[start Data extract]
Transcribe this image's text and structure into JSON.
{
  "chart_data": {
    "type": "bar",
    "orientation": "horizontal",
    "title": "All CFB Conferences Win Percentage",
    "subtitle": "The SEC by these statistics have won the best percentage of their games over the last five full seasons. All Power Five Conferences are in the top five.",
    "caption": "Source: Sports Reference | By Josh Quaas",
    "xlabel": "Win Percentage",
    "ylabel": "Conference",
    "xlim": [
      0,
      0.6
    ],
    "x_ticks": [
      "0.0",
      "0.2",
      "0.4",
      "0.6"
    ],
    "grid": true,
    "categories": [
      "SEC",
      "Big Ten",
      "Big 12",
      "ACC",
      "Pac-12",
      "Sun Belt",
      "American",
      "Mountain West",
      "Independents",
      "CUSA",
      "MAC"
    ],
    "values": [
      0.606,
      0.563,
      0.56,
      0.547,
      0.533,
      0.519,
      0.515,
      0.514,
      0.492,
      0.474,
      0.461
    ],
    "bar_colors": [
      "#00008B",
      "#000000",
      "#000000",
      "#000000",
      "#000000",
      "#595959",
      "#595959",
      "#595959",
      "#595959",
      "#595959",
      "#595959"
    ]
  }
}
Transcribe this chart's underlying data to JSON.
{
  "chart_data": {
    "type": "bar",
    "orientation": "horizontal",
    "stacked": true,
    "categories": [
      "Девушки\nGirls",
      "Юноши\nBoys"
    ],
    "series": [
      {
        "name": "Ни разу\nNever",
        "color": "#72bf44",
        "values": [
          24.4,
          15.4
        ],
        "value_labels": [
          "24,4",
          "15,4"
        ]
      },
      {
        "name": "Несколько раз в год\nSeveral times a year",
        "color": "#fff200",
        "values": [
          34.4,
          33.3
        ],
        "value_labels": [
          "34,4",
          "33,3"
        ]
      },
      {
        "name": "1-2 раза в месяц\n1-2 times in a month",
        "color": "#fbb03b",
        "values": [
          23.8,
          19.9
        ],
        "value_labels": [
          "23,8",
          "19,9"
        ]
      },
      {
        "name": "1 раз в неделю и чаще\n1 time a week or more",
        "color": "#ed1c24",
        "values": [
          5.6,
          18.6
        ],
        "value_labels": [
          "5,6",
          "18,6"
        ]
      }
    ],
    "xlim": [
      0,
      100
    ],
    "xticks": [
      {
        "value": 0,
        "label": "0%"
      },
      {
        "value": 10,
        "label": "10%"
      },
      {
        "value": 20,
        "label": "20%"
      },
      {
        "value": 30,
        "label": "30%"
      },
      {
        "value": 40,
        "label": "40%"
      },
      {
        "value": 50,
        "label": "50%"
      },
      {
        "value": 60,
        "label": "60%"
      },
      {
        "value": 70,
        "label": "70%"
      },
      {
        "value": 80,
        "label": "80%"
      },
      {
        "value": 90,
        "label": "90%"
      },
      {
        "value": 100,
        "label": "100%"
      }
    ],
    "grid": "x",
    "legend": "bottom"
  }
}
[end Data extract]
Within the data above, pick out all lines holding the word "times".

Reply to the task
        "name": "Несколько раз в год\nSeveral times a year",
        "name": "1-2 раза в месяц\n1-2 times in a month",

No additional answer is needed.